◆ **Entries provided**
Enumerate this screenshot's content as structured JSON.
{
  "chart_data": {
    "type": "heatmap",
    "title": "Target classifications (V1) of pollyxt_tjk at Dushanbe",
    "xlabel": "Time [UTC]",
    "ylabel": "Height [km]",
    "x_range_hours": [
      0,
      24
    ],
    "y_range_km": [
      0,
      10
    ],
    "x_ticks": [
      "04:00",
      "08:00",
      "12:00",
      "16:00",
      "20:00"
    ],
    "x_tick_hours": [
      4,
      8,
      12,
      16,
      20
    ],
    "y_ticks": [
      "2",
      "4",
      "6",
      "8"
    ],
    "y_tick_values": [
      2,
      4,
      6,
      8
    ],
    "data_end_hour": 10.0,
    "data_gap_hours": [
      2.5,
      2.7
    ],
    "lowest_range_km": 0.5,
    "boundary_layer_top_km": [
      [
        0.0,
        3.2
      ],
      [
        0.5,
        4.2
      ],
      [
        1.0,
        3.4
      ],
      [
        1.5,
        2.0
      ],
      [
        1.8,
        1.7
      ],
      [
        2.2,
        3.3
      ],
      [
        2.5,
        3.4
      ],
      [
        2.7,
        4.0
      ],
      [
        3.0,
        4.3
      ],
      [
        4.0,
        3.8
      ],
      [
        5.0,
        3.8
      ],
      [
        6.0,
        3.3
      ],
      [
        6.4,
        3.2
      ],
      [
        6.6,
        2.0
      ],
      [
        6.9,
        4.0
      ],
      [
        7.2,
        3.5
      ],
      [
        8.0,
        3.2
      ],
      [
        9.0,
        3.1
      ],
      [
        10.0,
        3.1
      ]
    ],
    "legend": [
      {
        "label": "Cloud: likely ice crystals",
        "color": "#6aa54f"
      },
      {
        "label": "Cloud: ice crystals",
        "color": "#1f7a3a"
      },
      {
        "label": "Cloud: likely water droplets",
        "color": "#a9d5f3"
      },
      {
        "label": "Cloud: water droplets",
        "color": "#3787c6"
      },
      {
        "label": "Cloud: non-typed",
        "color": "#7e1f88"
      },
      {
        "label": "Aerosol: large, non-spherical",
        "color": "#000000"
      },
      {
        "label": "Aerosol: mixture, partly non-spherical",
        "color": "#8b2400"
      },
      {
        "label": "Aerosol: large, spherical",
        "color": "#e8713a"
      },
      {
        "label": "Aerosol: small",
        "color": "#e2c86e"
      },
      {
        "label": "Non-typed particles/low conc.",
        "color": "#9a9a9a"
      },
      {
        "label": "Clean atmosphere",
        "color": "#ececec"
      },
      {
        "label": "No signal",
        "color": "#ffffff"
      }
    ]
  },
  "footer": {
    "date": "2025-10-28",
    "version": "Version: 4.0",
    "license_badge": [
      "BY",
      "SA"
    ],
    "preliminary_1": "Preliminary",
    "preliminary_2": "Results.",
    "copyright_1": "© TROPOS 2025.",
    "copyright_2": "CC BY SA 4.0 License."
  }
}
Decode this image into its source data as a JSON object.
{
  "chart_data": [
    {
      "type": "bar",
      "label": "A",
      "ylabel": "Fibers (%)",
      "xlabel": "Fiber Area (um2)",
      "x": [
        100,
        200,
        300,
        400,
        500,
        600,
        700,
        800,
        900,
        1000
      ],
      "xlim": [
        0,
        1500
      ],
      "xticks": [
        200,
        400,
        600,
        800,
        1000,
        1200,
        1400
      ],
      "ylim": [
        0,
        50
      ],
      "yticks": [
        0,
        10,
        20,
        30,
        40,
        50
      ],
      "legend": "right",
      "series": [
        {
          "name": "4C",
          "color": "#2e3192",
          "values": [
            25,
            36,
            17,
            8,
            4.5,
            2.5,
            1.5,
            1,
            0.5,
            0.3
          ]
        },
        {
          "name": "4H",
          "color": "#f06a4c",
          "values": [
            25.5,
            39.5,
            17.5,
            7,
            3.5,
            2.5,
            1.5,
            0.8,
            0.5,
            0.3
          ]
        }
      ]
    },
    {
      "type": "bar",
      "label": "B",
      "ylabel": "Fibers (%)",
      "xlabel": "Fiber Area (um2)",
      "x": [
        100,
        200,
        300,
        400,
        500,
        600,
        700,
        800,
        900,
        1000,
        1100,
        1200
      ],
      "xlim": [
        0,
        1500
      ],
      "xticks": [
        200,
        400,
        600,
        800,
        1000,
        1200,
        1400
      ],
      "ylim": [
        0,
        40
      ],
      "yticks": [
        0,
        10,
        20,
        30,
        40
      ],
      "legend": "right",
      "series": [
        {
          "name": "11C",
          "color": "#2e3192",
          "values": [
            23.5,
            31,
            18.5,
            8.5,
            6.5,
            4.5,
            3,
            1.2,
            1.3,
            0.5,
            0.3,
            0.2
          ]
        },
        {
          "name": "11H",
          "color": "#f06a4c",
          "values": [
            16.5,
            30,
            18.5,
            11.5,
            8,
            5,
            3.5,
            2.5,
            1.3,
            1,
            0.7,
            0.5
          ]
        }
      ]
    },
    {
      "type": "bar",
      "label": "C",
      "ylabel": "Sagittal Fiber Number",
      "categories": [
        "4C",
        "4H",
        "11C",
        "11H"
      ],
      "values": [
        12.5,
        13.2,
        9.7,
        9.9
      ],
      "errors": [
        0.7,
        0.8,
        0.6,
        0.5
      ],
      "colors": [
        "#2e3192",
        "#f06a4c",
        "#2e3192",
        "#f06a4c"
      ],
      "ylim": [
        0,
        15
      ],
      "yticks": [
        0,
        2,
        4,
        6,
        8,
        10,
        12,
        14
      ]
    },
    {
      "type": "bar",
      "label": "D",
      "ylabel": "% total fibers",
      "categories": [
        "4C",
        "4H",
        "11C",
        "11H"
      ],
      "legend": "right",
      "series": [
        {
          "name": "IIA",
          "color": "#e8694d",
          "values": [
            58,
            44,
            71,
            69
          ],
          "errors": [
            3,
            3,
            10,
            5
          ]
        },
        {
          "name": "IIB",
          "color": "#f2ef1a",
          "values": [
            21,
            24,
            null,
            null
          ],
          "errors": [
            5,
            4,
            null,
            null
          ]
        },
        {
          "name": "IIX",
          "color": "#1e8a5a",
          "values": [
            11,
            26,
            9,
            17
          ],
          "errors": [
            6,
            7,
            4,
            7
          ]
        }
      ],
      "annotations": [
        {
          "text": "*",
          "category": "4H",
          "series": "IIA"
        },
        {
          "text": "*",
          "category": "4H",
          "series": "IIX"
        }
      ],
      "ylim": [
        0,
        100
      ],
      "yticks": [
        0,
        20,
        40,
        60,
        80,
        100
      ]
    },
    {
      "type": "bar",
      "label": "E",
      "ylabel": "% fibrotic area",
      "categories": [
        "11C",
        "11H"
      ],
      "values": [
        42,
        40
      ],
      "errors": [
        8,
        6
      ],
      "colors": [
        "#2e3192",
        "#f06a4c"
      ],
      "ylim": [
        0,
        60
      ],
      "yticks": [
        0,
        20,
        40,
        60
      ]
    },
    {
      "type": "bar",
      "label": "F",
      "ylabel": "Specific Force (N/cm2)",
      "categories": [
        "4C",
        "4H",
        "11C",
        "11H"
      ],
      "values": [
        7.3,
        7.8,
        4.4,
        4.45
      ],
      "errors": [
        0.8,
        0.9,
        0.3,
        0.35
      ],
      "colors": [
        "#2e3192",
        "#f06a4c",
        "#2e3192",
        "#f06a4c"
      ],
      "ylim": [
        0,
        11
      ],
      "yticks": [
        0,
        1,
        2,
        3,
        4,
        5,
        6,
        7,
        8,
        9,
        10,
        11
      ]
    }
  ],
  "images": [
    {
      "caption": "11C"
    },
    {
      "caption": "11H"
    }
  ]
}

◆ **Aim**
Examine the entries and report how many of their lines contain the string "this", giving no more than the number.

◆ **Response to the exercise**
2